#### [Records for the task]
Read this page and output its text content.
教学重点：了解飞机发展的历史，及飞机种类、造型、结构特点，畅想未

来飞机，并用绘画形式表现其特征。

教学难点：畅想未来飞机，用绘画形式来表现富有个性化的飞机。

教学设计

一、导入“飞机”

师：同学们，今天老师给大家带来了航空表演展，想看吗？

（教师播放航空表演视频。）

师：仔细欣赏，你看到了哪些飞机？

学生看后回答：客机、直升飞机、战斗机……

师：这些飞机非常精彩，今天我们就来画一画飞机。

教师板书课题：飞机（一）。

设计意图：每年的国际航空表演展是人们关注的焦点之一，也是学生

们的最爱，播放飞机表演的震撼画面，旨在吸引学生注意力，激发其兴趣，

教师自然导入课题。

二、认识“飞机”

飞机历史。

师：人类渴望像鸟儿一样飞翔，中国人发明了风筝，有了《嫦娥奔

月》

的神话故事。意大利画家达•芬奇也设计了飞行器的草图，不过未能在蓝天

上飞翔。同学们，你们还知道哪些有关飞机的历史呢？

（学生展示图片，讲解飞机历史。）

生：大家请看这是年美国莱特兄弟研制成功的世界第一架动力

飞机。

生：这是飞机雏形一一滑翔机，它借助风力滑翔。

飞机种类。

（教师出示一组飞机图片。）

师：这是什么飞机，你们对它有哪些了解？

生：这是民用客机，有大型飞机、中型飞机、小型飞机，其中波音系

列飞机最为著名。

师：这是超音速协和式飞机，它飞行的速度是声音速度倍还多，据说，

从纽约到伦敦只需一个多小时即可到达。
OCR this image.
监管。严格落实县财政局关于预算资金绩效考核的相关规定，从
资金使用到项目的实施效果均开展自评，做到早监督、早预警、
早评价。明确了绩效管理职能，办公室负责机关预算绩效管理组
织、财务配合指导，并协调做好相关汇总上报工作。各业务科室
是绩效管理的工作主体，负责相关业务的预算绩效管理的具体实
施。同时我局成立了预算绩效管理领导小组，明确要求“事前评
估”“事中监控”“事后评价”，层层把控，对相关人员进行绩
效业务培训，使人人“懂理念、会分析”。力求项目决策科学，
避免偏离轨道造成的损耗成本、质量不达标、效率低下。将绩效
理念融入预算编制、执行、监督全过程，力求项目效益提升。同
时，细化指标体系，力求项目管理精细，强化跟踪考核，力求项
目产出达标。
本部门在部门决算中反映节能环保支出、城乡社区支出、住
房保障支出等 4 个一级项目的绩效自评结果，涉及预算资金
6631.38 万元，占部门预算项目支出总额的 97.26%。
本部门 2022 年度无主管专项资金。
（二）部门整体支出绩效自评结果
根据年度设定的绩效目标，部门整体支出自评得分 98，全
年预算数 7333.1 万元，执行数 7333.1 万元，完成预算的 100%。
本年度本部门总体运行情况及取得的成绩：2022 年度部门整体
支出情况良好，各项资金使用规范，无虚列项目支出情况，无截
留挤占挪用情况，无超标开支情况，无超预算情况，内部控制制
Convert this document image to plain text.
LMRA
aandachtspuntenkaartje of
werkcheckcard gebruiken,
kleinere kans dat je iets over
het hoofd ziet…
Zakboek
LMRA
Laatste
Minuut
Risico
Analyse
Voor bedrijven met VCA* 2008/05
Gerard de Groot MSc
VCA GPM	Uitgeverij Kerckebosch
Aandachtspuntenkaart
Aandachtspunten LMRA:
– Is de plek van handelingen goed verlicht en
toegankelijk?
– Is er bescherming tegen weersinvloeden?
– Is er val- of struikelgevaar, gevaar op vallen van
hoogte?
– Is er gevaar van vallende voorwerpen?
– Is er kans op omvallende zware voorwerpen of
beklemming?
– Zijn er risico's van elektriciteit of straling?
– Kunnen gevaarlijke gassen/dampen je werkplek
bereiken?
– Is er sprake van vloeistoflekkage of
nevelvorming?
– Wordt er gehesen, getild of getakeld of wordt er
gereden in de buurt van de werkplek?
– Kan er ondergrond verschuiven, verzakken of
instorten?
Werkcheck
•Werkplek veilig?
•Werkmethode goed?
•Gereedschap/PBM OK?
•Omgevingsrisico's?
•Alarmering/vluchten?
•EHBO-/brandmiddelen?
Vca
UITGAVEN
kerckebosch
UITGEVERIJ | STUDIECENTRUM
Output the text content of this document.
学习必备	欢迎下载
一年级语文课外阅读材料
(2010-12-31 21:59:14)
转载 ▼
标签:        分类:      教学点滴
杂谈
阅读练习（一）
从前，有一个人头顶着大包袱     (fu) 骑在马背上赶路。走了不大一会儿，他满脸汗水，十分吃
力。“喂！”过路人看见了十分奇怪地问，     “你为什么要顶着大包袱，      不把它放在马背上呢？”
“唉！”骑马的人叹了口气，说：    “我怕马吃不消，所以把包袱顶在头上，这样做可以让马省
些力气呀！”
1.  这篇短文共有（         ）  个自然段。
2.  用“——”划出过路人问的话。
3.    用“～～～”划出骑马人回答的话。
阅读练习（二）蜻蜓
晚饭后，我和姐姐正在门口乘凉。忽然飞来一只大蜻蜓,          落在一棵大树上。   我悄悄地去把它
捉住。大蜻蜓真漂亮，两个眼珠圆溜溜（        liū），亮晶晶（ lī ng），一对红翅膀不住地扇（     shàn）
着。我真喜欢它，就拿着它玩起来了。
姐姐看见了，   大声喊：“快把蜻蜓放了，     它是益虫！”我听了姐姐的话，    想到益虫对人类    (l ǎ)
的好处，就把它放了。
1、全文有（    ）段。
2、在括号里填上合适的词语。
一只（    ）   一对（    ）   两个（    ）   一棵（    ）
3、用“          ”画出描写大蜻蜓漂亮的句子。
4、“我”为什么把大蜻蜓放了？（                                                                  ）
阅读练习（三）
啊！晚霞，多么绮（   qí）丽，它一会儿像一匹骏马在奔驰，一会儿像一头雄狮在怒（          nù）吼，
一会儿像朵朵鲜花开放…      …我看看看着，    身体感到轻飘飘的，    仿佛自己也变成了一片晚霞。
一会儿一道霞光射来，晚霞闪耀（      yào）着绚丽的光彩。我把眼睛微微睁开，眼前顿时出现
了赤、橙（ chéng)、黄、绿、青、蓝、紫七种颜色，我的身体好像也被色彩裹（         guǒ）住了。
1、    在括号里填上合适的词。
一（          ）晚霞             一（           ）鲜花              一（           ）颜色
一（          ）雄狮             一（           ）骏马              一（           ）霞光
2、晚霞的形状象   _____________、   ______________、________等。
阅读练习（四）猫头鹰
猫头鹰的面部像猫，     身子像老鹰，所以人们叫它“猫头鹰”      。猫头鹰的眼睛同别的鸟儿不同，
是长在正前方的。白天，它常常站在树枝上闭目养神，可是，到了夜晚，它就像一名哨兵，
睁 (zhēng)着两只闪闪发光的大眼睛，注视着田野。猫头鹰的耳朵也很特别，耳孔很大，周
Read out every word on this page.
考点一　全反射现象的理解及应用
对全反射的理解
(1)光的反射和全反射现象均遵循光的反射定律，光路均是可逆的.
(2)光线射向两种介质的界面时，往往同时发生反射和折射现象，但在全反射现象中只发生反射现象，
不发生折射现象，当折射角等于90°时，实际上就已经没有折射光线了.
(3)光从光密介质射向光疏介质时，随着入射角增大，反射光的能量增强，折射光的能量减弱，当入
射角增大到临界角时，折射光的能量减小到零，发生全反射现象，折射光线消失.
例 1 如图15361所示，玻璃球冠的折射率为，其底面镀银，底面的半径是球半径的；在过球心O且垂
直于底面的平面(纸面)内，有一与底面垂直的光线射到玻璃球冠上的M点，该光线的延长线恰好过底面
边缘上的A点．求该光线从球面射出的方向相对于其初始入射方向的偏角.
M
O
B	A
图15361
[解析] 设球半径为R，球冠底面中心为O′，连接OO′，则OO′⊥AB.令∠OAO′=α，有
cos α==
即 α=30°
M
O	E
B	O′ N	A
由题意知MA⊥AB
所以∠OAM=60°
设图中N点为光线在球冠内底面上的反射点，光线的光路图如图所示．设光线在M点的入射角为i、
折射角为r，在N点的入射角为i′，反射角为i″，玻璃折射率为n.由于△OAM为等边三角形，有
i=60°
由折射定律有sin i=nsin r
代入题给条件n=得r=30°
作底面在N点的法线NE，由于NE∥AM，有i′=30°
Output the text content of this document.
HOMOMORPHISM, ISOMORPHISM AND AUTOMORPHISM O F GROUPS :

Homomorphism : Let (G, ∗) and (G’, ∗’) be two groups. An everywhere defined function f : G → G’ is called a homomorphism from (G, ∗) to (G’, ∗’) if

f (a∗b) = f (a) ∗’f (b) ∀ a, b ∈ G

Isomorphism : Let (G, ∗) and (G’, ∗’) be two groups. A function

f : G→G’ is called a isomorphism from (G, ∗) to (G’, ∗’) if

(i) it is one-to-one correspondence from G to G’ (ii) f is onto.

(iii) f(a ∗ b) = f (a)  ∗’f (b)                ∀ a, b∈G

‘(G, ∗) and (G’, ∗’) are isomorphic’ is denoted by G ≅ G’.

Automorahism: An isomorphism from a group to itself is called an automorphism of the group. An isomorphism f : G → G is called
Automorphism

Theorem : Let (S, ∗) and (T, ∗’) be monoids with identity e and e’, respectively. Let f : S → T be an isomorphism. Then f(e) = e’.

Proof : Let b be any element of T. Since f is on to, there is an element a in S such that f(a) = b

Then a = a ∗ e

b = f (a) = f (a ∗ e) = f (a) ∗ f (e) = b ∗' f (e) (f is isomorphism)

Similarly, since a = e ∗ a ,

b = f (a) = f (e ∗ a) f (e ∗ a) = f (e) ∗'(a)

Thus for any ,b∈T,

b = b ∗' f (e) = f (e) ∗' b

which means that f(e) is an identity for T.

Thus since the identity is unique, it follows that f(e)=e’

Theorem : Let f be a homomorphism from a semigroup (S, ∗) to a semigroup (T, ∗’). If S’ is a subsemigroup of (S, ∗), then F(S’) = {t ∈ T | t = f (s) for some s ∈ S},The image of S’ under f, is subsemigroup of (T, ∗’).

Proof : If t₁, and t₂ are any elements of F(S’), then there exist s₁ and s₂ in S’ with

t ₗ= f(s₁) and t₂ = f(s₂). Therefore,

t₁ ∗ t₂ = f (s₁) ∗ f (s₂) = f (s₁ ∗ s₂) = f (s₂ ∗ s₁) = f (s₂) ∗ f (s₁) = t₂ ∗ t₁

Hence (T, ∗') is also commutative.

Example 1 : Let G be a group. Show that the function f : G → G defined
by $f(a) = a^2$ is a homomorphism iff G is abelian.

#### [What needs to be done]
Look through the data above. Each line containing the word "from" needs to be copied.

#### [Result of the task]
Homomorphism : Let (G, ∗) and (G’, ∗’) be two groups. An everywhere defined function f : G → G’ is called a homomorphism from (G, ∗) to (G’, ∗’) if
f : G→G’ is called a isomorphism from (G, ∗) to (G’, ∗’) if
(i) it is one-to-one correspondence from G to G’ (ii) f is onto.
Automorahism: An isomorphism from a group to itself is called an automorphism of the group. An isomorphism f : G → G is called
Theorem : Let f be a homomorphism from a semigroup (S, ∗) to a semigroup (T, ∗’). If S’ is a subsemigroup of (S, ∗), then F(S’) = {t ∈ T | t = f (s) for some s ∈ S},The image of S’ under f, is subsemigroup of (T, ∗’).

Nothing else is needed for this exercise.